TASK DETAILS:
Restate the records below word for word.

Dataset records:
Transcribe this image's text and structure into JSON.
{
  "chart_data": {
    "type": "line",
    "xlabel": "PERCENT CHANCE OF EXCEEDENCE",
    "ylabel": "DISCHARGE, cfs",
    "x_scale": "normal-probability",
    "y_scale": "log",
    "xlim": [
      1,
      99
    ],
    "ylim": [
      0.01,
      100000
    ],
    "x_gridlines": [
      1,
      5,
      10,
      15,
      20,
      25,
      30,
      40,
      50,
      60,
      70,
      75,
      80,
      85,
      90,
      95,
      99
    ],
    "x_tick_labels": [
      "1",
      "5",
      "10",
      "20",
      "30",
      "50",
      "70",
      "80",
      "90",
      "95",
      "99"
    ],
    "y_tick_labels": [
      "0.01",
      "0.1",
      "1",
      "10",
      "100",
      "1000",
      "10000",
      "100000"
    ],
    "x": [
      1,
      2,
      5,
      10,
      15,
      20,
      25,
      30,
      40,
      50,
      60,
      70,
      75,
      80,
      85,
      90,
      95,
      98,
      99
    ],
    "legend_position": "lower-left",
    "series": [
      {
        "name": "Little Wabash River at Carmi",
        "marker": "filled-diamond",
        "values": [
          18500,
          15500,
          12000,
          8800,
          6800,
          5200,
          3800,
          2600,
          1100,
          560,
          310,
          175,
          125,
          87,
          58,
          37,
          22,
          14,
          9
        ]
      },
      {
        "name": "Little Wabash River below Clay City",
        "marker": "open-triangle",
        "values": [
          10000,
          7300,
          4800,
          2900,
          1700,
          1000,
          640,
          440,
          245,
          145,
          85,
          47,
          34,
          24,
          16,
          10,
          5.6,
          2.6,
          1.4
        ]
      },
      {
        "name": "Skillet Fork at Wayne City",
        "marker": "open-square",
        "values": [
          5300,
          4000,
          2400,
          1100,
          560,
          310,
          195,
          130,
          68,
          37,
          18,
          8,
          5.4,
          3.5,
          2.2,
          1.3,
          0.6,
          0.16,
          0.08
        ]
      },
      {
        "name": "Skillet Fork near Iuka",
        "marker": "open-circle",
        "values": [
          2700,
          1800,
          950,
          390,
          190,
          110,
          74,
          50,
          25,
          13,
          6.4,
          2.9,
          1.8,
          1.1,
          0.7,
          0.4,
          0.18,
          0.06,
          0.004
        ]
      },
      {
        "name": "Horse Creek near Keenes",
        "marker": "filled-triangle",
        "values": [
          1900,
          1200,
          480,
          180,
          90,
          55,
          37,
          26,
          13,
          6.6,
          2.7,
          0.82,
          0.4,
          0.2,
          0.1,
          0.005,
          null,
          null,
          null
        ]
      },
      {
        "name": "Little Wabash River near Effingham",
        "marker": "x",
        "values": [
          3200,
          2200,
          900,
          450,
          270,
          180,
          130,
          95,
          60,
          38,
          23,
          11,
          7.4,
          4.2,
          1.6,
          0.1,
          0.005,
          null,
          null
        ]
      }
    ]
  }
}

THE RESPONSE:
Transcribe this image's text and structure into JSON.
{
  "chart_data": {
    "type": "line",
    "xlabel": "PERCENT CHANCE OF EXCEEDENCE",
    "ylabel": "DISCHARGE, cfs",
    "x_scale": "normal-probability",
    "y_scale": "log",
    "xlim": [
      1,
      99
    ],
    "ylim": [
      0.01,
      100000
    ],
    "x_gridlines": [
      1,
      5,
      10,
      15,
      20,
      25,
      30,
      40,
      50,
      60,
      70,
      75,
      80,
      85,
      90,
      95,
      99
    ],
    "x_tick_labels": [
      "1",
      "5",
      "10",
      "20",
      "30",
      "50",
      "70",
      "80",
      "90",
      "95",
      "99"
    ],
    "y_tick_labels": [
      "0.01",
      "0.1",
      "1",
      "10",
      "100",
      "1000",
      "10000",
      "100000"
    ],
    "x": [
      1,
      2,
      5,
      10,
      15,
      20,
      25,
      30,
      40,
      50,
      60,
      70,
      75,
      80,
      85,
      90,
      95,
      98,
      99
    ],
    "legend_position": "lower-left",
    "series": [
      {
        "name": "Little Wabash River at Carmi",
        "marker": "filled-diamond",
        "values": [
          18500,
          15500,
          12000,
          8800,
          6800,
          5200,
          3800,
          2600,
          1100,
          560,
          310,
          175,
          125,
          87,
          58,
          37,
          22,
          14,
          9
        ]
      },
      {
        "name": "Little Wabash River below Clay City",
        "marker": "open-triangle",
        "values": [
          10000,
          7300,
          4800,
          2900,
          1700,
          1000,
          640,
          440,
          245,
          145,
          85,
          47,
          34,
          24,
          16,
          10,
          5.6,
          2.6,
          1.4
        ]
      },
      {
        "name": "Skillet Fork at Wayne City",
        "marker": "open-square",
        "values": [
          5300,
          4000,
          2400,
          1100,
          560,
          310,
          195,
          130,
          68,
          37,
          18,
          8,
          5.4,
          3.5,
          2.2,
          1.3,
          0.6,
          0.16,
          0.08
        ]
      },
      {
        "name": "Skillet Fork near Iuka",
        "marker": "open-circle",
        "values": [
          2700,
          1800,
          950,
          390,
          190,
          110,
          74,
          50,
          25,
          13,
          6.4,
          2.9,
          1.8,
          1.1,
          0.7,
          0.4,
          0.18,
          0.06,
          0.004
        ]
      },
      {
        "name": "Horse Creek near Keenes",
        "marker": "filled-triangle",
        "values": [
          1900,
          1200,
          480,
          180,
          90,
          55,
          37,
          26,
          13,
          6.6,
          2.7,
          0.82,
          0.4,
          0.2,
          0.1,
          0.005,
          null,
          null,
          null
        ]
      },
      {
        "name": "Little Wabash River near Effingham",
        "marker": "x",
        "values": [
          3200,
          2200,
          900,
          450,
          270,
          180,
          130,
          95,
          60,
          38,
          23,
          11,
          7.4,
          4.2,
          1.6,
          0.1,
          0.005,
          null,
          null
        ]
      }
    ]
  }
}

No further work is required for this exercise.